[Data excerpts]

/---

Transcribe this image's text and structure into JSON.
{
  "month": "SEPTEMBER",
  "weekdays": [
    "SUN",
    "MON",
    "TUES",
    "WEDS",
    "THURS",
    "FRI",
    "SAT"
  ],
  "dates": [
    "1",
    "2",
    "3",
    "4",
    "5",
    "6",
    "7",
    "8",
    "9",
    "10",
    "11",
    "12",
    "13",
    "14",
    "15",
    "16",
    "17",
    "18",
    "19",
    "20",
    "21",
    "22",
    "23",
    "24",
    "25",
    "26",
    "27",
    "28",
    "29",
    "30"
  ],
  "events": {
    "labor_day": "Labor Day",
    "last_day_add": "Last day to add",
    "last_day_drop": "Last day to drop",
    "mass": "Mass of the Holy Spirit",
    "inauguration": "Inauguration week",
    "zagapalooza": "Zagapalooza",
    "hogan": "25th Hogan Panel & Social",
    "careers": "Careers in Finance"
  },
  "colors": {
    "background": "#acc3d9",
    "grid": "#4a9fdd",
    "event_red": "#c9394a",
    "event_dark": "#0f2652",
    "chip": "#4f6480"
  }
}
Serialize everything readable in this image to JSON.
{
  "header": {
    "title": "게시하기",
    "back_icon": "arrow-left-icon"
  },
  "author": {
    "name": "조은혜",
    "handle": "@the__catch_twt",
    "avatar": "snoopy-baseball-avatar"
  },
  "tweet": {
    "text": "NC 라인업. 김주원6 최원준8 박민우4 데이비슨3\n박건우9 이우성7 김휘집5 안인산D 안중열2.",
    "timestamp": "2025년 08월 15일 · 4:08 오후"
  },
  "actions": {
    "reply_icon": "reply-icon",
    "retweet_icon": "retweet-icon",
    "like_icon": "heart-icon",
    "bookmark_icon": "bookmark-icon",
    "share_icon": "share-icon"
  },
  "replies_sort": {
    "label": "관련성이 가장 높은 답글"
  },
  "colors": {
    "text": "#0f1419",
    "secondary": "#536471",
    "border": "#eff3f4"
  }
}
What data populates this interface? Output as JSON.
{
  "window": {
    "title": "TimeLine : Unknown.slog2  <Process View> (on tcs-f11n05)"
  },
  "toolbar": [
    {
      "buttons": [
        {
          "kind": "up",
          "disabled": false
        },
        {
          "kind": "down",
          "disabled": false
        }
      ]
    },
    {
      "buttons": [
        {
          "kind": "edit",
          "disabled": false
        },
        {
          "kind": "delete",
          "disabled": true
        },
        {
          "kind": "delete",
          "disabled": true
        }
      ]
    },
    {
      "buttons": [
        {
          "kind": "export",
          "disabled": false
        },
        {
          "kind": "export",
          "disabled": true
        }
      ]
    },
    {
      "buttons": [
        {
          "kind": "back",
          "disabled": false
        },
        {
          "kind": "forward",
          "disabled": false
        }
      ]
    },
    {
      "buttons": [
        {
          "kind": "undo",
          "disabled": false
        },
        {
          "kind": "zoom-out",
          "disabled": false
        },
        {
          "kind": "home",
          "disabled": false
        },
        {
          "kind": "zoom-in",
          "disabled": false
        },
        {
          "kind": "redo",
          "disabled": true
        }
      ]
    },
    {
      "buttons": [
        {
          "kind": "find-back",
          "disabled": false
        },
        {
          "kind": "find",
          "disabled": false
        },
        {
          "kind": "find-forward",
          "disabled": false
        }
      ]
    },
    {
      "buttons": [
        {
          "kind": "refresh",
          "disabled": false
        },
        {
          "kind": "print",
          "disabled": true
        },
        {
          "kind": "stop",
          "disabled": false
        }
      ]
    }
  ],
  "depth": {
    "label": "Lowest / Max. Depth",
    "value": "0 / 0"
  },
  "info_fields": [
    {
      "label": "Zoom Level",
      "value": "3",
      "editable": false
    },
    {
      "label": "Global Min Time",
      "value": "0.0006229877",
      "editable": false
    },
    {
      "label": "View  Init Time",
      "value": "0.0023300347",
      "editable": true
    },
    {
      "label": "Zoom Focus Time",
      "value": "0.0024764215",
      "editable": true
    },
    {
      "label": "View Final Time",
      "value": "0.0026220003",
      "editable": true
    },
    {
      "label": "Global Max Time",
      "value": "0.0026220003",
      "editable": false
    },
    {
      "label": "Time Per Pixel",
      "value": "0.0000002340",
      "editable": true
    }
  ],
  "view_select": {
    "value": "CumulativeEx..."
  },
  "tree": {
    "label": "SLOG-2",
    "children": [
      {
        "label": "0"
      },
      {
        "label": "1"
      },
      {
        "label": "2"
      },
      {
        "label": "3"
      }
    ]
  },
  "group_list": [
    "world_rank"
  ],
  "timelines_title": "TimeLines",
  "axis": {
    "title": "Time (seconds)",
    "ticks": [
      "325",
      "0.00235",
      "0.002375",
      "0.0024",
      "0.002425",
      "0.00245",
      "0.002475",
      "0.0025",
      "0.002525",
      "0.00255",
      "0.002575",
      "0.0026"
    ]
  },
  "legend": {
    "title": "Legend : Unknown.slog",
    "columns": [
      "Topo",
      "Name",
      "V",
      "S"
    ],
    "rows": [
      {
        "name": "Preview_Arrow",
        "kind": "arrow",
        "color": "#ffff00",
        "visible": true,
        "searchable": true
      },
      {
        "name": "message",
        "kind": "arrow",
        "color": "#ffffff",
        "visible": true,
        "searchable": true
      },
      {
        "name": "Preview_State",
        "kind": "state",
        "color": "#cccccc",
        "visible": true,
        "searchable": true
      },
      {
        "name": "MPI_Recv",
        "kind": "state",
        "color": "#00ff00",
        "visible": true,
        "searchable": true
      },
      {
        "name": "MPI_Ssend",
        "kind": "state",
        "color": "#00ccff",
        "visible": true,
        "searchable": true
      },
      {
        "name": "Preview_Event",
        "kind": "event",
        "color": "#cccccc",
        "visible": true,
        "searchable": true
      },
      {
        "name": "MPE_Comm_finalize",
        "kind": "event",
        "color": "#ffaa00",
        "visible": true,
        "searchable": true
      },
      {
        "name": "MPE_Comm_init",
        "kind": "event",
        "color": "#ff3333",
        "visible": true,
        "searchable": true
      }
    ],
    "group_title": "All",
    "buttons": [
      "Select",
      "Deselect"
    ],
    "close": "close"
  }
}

\---

WHAT IS NEEDED
Take each line containing the string "Unknown" and copy it out.

TASK RESULT
    "title": "TimeLine : Unknown.slog2  <Process View> (on tcs-f11n05)"
    "title": "Legend : Unknown.slog",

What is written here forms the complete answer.